> **WHAT YOU HAVE TO DO**: Go through the material below and copy all lines with "получателя".

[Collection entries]
╔══

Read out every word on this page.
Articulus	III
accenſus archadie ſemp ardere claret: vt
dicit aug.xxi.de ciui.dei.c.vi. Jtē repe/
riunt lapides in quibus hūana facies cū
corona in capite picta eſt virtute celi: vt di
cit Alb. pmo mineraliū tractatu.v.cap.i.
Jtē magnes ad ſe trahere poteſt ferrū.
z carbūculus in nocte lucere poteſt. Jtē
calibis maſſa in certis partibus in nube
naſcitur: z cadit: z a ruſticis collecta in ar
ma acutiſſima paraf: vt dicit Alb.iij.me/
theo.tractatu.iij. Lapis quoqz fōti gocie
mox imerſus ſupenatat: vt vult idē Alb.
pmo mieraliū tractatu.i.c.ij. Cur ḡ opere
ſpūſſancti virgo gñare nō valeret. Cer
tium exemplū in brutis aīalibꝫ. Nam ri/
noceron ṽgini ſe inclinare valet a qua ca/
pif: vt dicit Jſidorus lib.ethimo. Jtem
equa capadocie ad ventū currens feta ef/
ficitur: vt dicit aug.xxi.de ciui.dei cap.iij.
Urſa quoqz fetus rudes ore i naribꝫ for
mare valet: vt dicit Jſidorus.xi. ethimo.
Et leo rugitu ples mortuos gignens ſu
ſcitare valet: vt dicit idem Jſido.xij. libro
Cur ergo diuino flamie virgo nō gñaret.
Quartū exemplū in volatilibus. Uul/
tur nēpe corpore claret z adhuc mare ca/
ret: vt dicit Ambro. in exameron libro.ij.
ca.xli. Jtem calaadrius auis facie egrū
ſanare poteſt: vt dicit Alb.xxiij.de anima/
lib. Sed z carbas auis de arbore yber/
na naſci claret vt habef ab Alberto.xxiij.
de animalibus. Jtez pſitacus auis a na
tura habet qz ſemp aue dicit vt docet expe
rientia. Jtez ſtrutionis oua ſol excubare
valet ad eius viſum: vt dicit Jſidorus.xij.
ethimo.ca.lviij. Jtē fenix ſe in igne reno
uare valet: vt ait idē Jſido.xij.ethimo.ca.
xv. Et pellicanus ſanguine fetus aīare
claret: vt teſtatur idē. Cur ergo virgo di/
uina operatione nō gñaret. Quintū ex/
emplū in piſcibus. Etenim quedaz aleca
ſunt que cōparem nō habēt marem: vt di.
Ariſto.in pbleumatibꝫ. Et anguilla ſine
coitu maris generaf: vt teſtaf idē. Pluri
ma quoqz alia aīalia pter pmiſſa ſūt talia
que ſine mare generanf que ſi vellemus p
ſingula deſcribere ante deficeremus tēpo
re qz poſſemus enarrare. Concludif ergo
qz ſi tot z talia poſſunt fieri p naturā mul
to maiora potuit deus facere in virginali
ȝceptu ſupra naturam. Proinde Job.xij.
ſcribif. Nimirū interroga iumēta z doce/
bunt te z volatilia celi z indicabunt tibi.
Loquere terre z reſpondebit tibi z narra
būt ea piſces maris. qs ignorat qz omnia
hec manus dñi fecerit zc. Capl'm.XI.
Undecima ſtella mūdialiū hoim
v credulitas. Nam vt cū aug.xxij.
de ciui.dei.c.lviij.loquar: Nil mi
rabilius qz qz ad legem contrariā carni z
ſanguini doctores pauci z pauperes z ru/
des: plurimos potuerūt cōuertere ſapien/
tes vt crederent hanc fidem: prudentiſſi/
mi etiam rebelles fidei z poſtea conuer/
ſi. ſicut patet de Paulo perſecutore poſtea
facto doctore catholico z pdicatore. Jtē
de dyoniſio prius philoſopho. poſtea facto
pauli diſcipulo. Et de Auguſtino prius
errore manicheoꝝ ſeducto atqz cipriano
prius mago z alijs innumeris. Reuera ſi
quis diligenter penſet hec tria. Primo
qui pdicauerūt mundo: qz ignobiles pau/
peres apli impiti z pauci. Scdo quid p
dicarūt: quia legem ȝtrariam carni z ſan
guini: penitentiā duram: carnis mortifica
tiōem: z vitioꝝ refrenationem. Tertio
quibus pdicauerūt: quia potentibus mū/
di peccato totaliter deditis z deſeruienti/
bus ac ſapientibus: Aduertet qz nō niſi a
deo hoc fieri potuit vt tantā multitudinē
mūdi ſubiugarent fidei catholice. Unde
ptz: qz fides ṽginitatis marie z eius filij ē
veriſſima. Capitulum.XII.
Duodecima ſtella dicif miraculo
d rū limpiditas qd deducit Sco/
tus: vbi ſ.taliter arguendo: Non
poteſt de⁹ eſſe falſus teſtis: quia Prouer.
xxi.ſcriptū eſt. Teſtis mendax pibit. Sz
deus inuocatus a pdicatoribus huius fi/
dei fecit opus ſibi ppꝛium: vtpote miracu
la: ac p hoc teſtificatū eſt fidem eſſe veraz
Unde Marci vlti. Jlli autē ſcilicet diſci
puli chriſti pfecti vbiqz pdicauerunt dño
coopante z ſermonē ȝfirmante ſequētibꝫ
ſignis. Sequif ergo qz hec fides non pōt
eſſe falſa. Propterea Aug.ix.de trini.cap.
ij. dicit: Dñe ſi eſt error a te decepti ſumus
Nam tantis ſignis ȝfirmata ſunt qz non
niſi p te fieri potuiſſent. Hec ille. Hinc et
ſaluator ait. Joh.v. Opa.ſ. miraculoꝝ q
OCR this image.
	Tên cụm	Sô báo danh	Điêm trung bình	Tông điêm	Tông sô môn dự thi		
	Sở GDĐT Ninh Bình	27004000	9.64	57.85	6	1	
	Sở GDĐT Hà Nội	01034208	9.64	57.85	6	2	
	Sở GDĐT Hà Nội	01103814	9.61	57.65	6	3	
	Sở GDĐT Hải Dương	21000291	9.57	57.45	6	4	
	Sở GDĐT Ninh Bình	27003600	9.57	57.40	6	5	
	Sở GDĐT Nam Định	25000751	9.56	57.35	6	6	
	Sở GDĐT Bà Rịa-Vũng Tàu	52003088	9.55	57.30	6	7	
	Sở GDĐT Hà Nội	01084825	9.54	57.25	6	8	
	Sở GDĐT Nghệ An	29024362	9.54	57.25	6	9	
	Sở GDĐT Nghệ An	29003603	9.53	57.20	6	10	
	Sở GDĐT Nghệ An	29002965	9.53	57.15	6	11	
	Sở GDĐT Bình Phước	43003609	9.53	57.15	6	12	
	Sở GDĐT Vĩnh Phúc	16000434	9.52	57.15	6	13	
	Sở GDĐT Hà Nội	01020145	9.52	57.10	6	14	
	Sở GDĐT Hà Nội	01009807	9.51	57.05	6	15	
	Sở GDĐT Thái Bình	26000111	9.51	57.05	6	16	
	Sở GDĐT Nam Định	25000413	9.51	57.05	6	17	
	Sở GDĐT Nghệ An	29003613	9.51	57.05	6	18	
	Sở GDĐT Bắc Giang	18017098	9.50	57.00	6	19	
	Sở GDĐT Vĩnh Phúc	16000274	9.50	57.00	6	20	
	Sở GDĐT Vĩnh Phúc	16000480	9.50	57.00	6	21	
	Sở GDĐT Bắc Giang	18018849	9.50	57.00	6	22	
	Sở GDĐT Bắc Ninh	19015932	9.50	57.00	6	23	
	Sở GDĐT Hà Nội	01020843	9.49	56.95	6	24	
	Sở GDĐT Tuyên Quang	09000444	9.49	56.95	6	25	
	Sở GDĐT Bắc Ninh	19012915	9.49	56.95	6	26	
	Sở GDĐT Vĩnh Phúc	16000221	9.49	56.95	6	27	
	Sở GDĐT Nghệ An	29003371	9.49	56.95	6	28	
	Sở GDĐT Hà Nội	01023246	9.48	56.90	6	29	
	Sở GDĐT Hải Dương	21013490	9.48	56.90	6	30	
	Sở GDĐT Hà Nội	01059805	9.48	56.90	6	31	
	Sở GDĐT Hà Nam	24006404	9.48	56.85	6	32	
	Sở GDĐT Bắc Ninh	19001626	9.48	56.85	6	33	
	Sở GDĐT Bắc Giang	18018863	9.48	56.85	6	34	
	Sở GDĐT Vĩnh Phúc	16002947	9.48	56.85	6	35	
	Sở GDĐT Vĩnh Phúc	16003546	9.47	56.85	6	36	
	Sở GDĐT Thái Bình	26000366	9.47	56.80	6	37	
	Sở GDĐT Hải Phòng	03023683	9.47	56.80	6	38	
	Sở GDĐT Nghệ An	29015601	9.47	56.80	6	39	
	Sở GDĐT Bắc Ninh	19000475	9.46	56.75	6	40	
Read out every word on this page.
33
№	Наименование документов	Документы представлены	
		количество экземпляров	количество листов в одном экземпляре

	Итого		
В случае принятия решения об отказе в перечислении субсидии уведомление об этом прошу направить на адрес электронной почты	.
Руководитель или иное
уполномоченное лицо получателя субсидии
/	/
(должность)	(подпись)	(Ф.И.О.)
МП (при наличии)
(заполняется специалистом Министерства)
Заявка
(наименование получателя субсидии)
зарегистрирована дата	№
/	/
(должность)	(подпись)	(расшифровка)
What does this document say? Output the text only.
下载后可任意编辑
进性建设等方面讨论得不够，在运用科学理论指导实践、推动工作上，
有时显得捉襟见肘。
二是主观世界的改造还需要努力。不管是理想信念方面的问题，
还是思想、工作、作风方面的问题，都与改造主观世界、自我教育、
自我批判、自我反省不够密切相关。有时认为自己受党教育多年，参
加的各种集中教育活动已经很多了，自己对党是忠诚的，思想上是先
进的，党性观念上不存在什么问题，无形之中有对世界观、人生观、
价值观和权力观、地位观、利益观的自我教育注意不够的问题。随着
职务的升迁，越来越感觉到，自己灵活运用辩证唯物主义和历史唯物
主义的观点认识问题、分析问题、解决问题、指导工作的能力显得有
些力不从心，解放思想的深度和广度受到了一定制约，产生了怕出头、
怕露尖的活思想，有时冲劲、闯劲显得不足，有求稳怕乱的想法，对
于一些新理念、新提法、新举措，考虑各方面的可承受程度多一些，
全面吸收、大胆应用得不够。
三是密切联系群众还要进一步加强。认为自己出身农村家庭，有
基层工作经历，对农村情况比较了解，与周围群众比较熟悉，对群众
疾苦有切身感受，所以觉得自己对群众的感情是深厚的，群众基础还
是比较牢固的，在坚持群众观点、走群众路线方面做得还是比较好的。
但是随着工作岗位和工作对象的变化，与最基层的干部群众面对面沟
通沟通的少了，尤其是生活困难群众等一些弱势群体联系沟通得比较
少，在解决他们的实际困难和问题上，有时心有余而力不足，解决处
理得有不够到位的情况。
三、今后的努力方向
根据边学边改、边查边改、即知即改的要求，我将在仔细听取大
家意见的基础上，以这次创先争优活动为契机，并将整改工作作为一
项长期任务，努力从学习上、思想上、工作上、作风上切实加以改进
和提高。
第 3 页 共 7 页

╚══

> **ANSWER TO THIS TASK**:
уполномоченное лицо получателя субсидии
(наименование получателя субсидии)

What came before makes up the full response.